SOURCE RECORDS:

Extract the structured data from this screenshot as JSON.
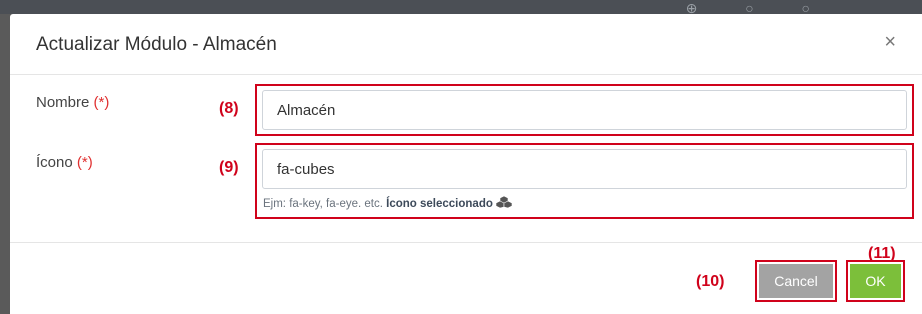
{
  "modal": {
    "title": "Actualizar Módulo - Almacén",
    "close_glyph": "×"
  },
  "form": {
    "nombre": {
      "label": "Nombre",
      "required_mark": "(*)",
      "value": "Almacén",
      "marker": "(8)"
    },
    "icono": {
      "label": "Ícono",
      "required_mark": "(*)",
      "value": "fa-cubes",
      "marker": "(9)",
      "help_text": "Ejm: fa-key, fa-eye. etc.",
      "help_selected": "Ícono seleccionado",
      "selected_icon": "cubes-icon"
    }
  },
  "footer": {
    "cancel_label": "Cancel",
    "ok_label": "OK",
    "cancel_marker": "(10)",
    "ok_marker": "(11)"
  },
  "colors": {
    "highlight": "#d0021b",
    "cancel_bg": "#a3a3a3",
    "ok_bg": "#7cbf3a",
    "required": "#e03030"
  }
}
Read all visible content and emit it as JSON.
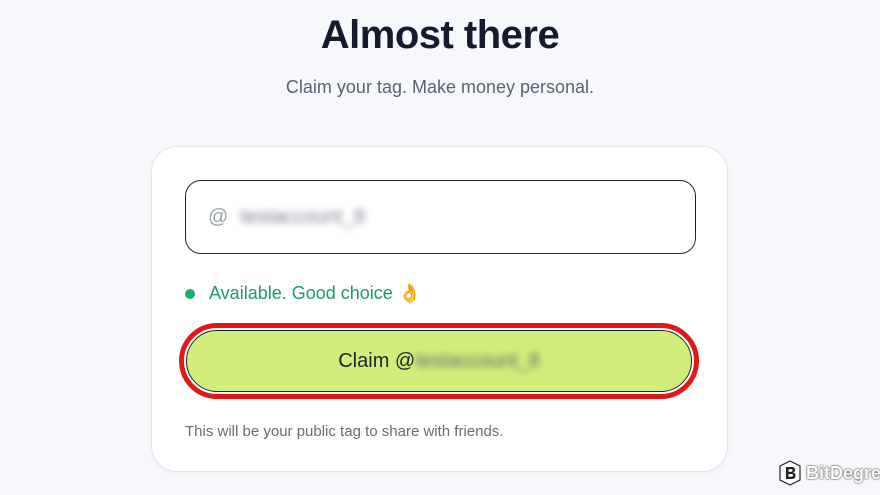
{
  "header": {
    "title": "Almost there",
    "subtitle": "Claim your tag. Make money personal."
  },
  "form": {
    "at_symbol": "@",
    "tag_value": "testaccount_8",
    "status_text": "Available. Good choice",
    "status_emoji": "👌",
    "status_color": "#1a9c63",
    "claim_prefix": "Claim @",
    "claim_tag": "testaccount_8",
    "claim_button_color": "#d2ee7a",
    "highlight_color": "#e01818",
    "hint": "This will be your public tag to share with friends."
  },
  "watermark": {
    "label": "BitDegree",
    "icon": "bitdegree-logo-icon"
  }
}
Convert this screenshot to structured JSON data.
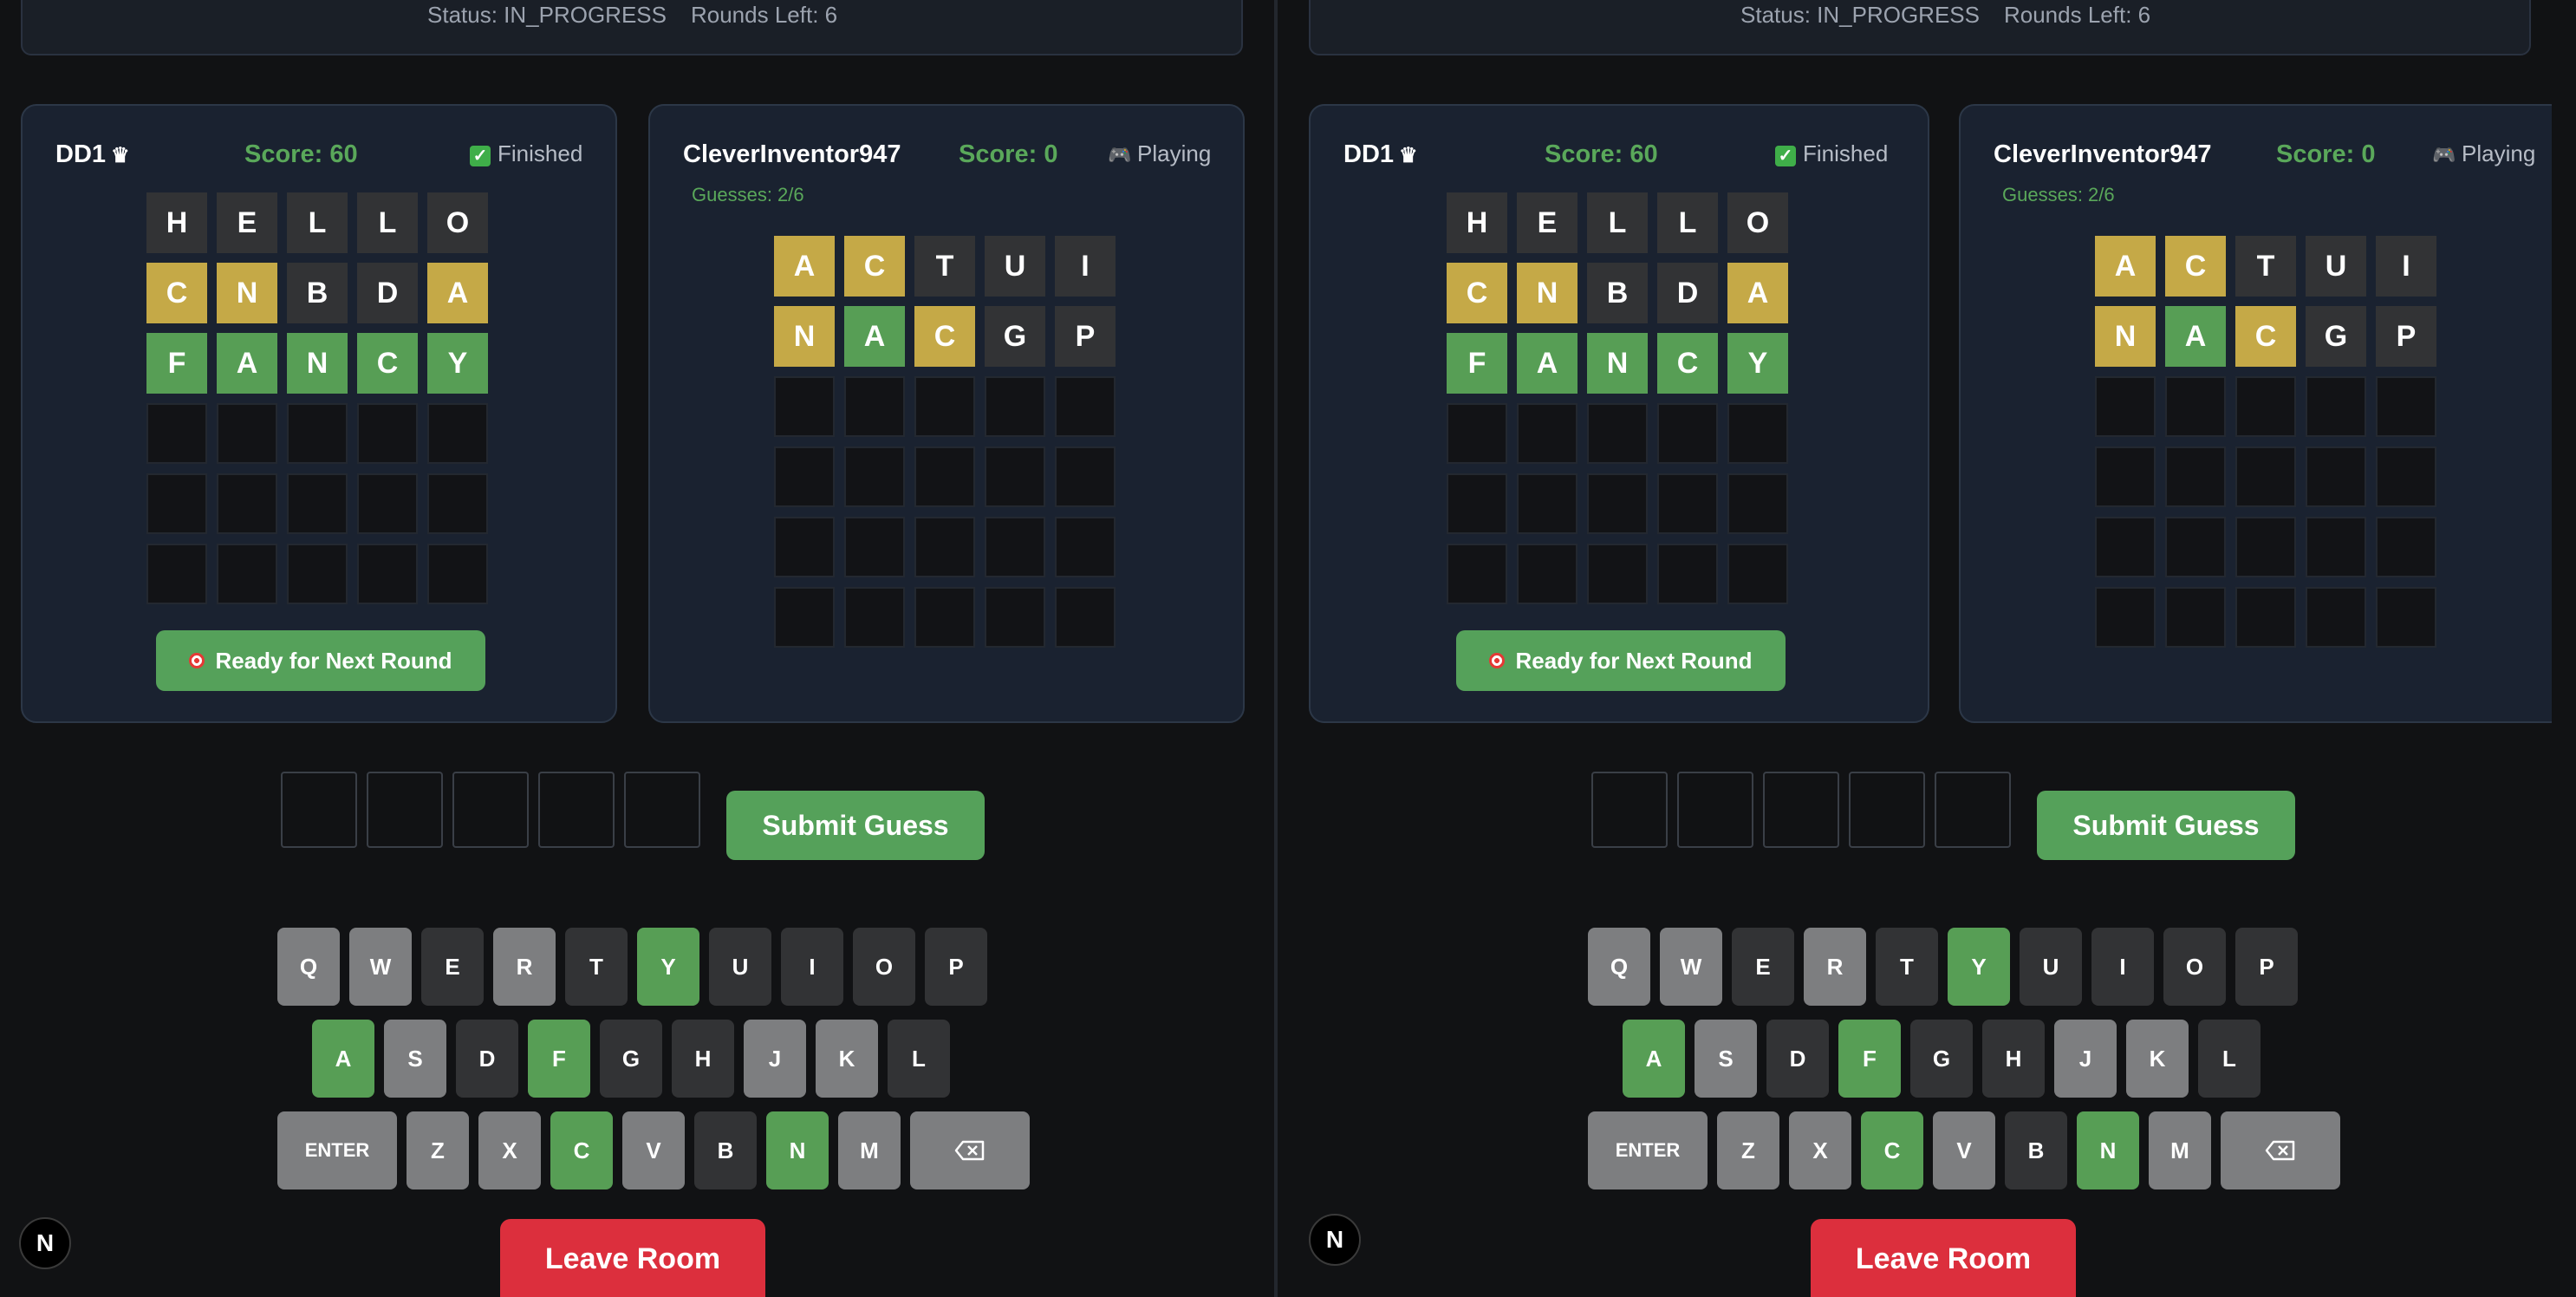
{
  "status": {
    "status_text": "Status: IN_PROGRESS",
    "rounds_text": "Rounds Left: 6"
  },
  "player1": {
    "name": "DD1",
    "crown_icon": "crown-icon",
    "score_text": "Score: 60",
    "state_text": "Finished",
    "state_icon": "check-icon",
    "ready_label": "Ready for Next Round",
    "rows": [
      [
        {
          "l": "H",
          "s": "filled"
        },
        {
          "l": "E",
          "s": "filled"
        },
        {
          "l": "L",
          "s": "filled"
        },
        {
          "l": "L",
          "s": "filled"
        },
        {
          "l": "O",
          "s": "filled"
        }
      ],
      [
        {
          "l": "C",
          "s": "y"
        },
        {
          "l": "N",
          "s": "y"
        },
        {
          "l": "B",
          "s": "filled"
        },
        {
          "l": "D",
          "s": "filled"
        },
        {
          "l": "A",
          "s": "y"
        }
      ],
      [
        {
          "l": "F",
          "s": "g"
        },
        {
          "l": "A",
          "s": "g"
        },
        {
          "l": "N",
          "s": "g"
        },
        {
          "l": "C",
          "s": "g"
        },
        {
          "l": "Y",
          "s": "g"
        }
      ],
      [
        {
          "l": "",
          "s": "empty"
        },
        {
          "l": "",
          "s": "empty"
        },
        {
          "l": "",
          "s": "empty"
        },
        {
          "l": "",
          "s": "empty"
        },
        {
          "l": "",
          "s": "empty"
        }
      ],
      [
        {
          "l": "",
          "s": "empty"
        },
        {
          "l": "",
          "s": "empty"
        },
        {
          "l": "",
          "s": "empty"
        },
        {
          "l": "",
          "s": "empty"
        },
        {
          "l": "",
          "s": "empty"
        }
      ],
      [
        {
          "l": "",
          "s": "empty"
        },
        {
          "l": "",
          "s": "empty"
        },
        {
          "l": "",
          "s": "empty"
        },
        {
          "l": "",
          "s": "empty"
        },
        {
          "l": "",
          "s": "empty"
        }
      ]
    ]
  },
  "player2": {
    "name": "CleverInventor947",
    "score_text": "Score: 0",
    "state_text": "Playing",
    "state_icon": "gamepad-icon",
    "guesses_text": "Guesses: 2/6",
    "rows": [
      [
        {
          "l": "A",
          "s": "y"
        },
        {
          "l": "C",
          "s": "y"
        },
        {
          "l": "T",
          "s": "filled"
        },
        {
          "l": "U",
          "s": "filled"
        },
        {
          "l": "I",
          "s": "filled"
        }
      ],
      [
        {
          "l": "N",
          "s": "y"
        },
        {
          "l": "A",
          "s": "g"
        },
        {
          "l": "C",
          "s": "y"
        },
        {
          "l": "G",
          "s": "filled"
        },
        {
          "l": "P",
          "s": "filled"
        }
      ],
      [
        {
          "l": "",
          "s": "empty"
        },
        {
          "l": "",
          "s": "empty"
        },
        {
          "l": "",
          "s": "empty"
        },
        {
          "l": "",
          "s": "empty"
        },
        {
          "l": "",
          "s": "empty"
        }
      ],
      [
        {
          "l": "",
          "s": "empty"
        },
        {
          "l": "",
          "s": "empty"
        },
        {
          "l": "",
          "s": "empty"
        },
        {
          "l": "",
          "s": "empty"
        },
        {
          "l": "",
          "s": "empty"
        }
      ],
      [
        {
          "l": "",
          "s": "empty"
        },
        {
          "l": "",
          "s": "empty"
        },
        {
          "l": "",
          "s": "empty"
        },
        {
          "l": "",
          "s": "empty"
        },
        {
          "l": "",
          "s": "empty"
        }
      ],
      [
        {
          "l": "",
          "s": "empty"
        },
        {
          "l": "",
          "s": "empty"
        },
        {
          "l": "",
          "s": "empty"
        },
        {
          "l": "",
          "s": "empty"
        },
        {
          "l": "",
          "s": "empty"
        }
      ]
    ]
  },
  "submit_label": "Submit Guess",
  "leave_label": "Leave Room",
  "n_badge": "N",
  "keyboard": [
    [
      {
        "k": "Q",
        "s": "gray"
      },
      {
        "k": "W",
        "s": "gray"
      },
      {
        "k": "E",
        "s": "dark"
      },
      {
        "k": "R",
        "s": "gray"
      },
      {
        "k": "T",
        "s": "dark"
      },
      {
        "k": "Y",
        "s": "green"
      },
      {
        "k": "U",
        "s": "dark"
      },
      {
        "k": "I",
        "s": "dark"
      },
      {
        "k": "O",
        "s": "dark"
      },
      {
        "k": "P",
        "s": "dark"
      }
    ],
    [
      {
        "k": "A",
        "s": "green"
      },
      {
        "k": "S",
        "s": "gray"
      },
      {
        "k": "D",
        "s": "dark"
      },
      {
        "k": "F",
        "s": "green"
      },
      {
        "k": "G",
        "s": "dark"
      },
      {
        "k": "H",
        "s": "dark"
      },
      {
        "k": "J",
        "s": "gray"
      },
      {
        "k": "K",
        "s": "gray"
      },
      {
        "k": "L",
        "s": "dark"
      }
    ],
    [
      {
        "k": "ENTER",
        "s": "gray",
        "wide": true
      },
      {
        "k": "Z",
        "s": "gray"
      },
      {
        "k": "X",
        "s": "gray"
      },
      {
        "k": "C",
        "s": "green"
      },
      {
        "k": "V",
        "s": "gray"
      },
      {
        "k": "B",
        "s": "dark"
      },
      {
        "k": "N",
        "s": "green"
      },
      {
        "k": "M",
        "s": "gray"
      },
      {
        "k": "",
        "s": "gray",
        "wide": true,
        "icon": "backspace-icon"
      }
    ]
  ]
}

WHAT YOU SHOULD DO: Leave out the pictures and output every record above precisely as given.

PROBLEM SOLUTION:
Extract the structured data from this screenshot as JSON.
{
  "modal": {
    "title": "Actualizar Módulo - Almacén",
    "close_glyph": "×"
  },
  "form": {
    "nombre": {
      "label": "Nombre",
      "required_mark": "(*)",
      "value": "Almacén",
      "marker": "(8)"
    },
    "icono": {
      "label": "Ícono",
      "required_mark": "(*)",
      "value": "fa-cubes",
      "marker": "(9)",
      "help_text": "Ejm: fa-key, fa-eye. etc.",
      "help_selected": "Ícono seleccionado",
      "selected_icon": "cubes-icon"
    }
  },
  "footer": {
    "cancel_label": "Cancel",
    "ok_label": "OK",
    "cancel_marker": "(10)",
    "ok_marker": "(11)"
  },
  "colors": {
    "highlight": "#d0021b",
    "cancel_bg": "#a3a3a3",
    "ok_bg": "#7cbf3a",
    "required": "#e03030"
  }
}
Read all visible content and emit it as JSON.
{
  "header": {
    "title": "Almost there",
    "subtitle": "Claim your tag. Make money personal."
  },
  "form": {
    "at_symbol": "@",
    "tag_value": "testaccount_8",
    "status_text": "Available. Good choice",
    "status_emoji": "👌",
    "status_color": "#1a9c63",
    "claim_prefix": "Claim @",
    "claim_tag": "testaccount_8",
    "claim_button_color": "#d2ee7a",
    "highlight_color": "#e01818",
    "hint": "This will be your public tag to share with friends."
  },
  "watermark": {
    "label": "BitDegree",
    "icon": "bitdegree-logo-icon"
  }
}
Convert this screenshot to structured JSON data.
{
  "status": {
    "status_text": "Status: IN_PROGRESS",
    "rounds_text": "Rounds Left: 6"
  },
  "player1": {
    "name": "DD1",
    "crown_icon": "crown-icon",
    "score_text": "Score: 60",
    "state_text": "Finished",
    "state_icon": "check-icon",
    "ready_label": "Ready for Next Round",
    "rows": [
      [
        {
          "l": "H",
          "s": "filled"
        },
        {
          "l": "E",
          "s": "filled"
        },
        {
          "l": "L",
          "s": "filled"
        },
        {
          "l": "L",
          "s": "filled"
        },
        {
          "l": "O",
          "s": "filled"
        }
      ],
      [
        {
          "l": "C",
          "s": "y"
        },
        {
          "l": "N",
          "s": "y"
        },
        {
          "l": "B",
          "s": "filled"
        },
        {
          "l": "D",
          "s": "filled"
        },
        {
          "l": "A",
          "s": "y"
        }
      ],
      [
        {
          "l": "F",
          "s": "g"
        },
        {
          "l": "A",
          "s": "g"
        },
        {
          "l": "N",
          "s": "g"
        },
        {
          "l": "C",
          "s": "g"
        },
        {
          "l": "Y",
          "s": "g"
        }
      ],
      [
        {
          "l": "",
          "s": "empty"
        },
        {
          "l": "",
          "s": "empty"
        },
        {
          "l": "",
          "s": "empty"
        },
        {
          "l": "",
          "s": "empty"
        },
        {
          "l": "",
          "s": "empty"
        }
      ],
      [
        {
          "l": "",
          "s": "empty"
        },
        {
          "l": "",
          "s": "empty"
        },
        {
          "l": "",
          "s": "empty"
        },
        {
          "l": "",
          "s": "empty"
        },
        {
          "l": "",
          "s": "empty"
        }
      ],
      [
        {
          "l": "",
          "s": "empty"
        },
        {
          "l": "",
          "s": "empty"
        },
        {
          "l": "",
          "s": "empty"
        },
        {
          "l": "",
          "s": "empty"
        },
        {
          "l": "",
          "s": "empty"
        }
      ]
    ]
  },
  "player2": {
    "name": "CleverInventor947",
    "score_text": "Score: 0",
    "state_text": "Playing",
    "state_icon": "gamepad-icon",
    "guesses_text": "Guesses: 2/6",
    "rows": [
      [
        {
          "l": "A",
          "s": "y"
        },
        {
          "l": "C",
          "s": "y"
        },
        {
          "l": "T",
          "s": "filled"
        },
        {
          "l": "U",
          "s": "filled"
        },
        {
          "l": "I",
          "s": "filled"
        }
      ],
      [
        {
          "l": "N",
          "s": "y"
        },
        {
          "l": "A",
          "s": "g"
        },
        {
          "l": "C",
          "s": "y"
        },
        {
          "l": "G",
          "s": "filled"
        },
        {
          "l": "P",
          "s": "filled"
        }
      ],
      [
        {
          "l": "",
          "s": "empty"
        },
        {
          "l": "",
          "s": "empty"
        },
        {
          "l": "",
          "s": "empty"
        },
        {
          "l": "",
          "s": "empty"
        },
        {
          "l": "",
          "s": "empty"
        }
      ],
      [
        {
          "l": "",
          "s": "empty"
        },
        {
          "l": "",
          "s": "empty"
        },
        {
          "l": "",
          "s": "empty"
        },
        {
          "l": "",
          "s": "empty"
        },
        {
          "l": "",
          "s": "empty"
        }
      ],
      [
        {
          "l": "",
          "s": "empty"
        },
        {
          "l": "",
          "s": "empty"
        },
        {
          "l": "",
          "s": "empty"
        },
        {
          "l": "",
          "s": "empty"
        },
        {
          "l": "",
          "s": "empty"
        }
      ],
      [
        {
          "l": "",
          "s": "empty"
        },
        {
          "l": "",
          "s": "empty"
        },
        {
          "l": "",
          "s": "empty"
        },
        {
          "l": "",
          "s": "empty"
        },
        {
          "l": "",
          "s": "empty"
        }
      ]
    ]
  },
  "submit_label": "Submit Guess",
  "leave_label": "Leave Room",
  "n_badge": "N",
  "keyboard": [
    [
      {
        "k": "Q",
        "s": "gray"
      },
      {
        "k": "W",
        "s": "gray"
      },
      {
        "k": "E",
        "s": "dark"
      },
      {
        "k": "R",
        "s": "gray"
      },
      {
        "k": "T",
        "s": "dark"
      },
      {
        "k": "Y",
        "s": "green"
      },
      {
        "k": "U",
        "s": "dark"
      },
      {
        "k": "I",
        "s": "dark"
      },
      {
        "k": "O",
        "s": "dark"
      },
      {
        "k": "P",
        "s": "dark"
      }
    ],
    [
      {
        "k": "A",
        "s": "green"
      },
      {
        "k": "S",
        "s": "gray"
      },
      {
        "k": "D",
        "s": "dark"
      },
      {
        "k": "F",
        "s": "green"
      },
      {
        "k": "G",
        "s": "dark"
      },
      {
        "k": "H",
        "s": "dark"
      },
      {
        "k": "J",
        "s": "gray"
      },
      {
        "k": "K",
        "s": "gray"
      },
      {
        "k": "L",
        "s": "dark"
      }
    ],
    [
      {
        "k": "ENTER",
        "s": "gray",
        "wide": true
      },
      {
        "k": "Z",
        "s": "gray"
      },
      {
        "k": "X",
        "s": "gray"
      },
      {
        "k": "C",
        "s": "green"
      },
      {
        "k": "V",
        "s": "gray"
      },
      {
        "k": "B",
        "s": "dark"
      },
      {
        "k": "N",
        "s": "green"
      },
      {
        "k": "M",
        "s": "gray"
      },
      {
        "k": "",
        "s": "gray",
        "wide": true,
        "icon": "backspace-icon"
      }
    ]
  ]
}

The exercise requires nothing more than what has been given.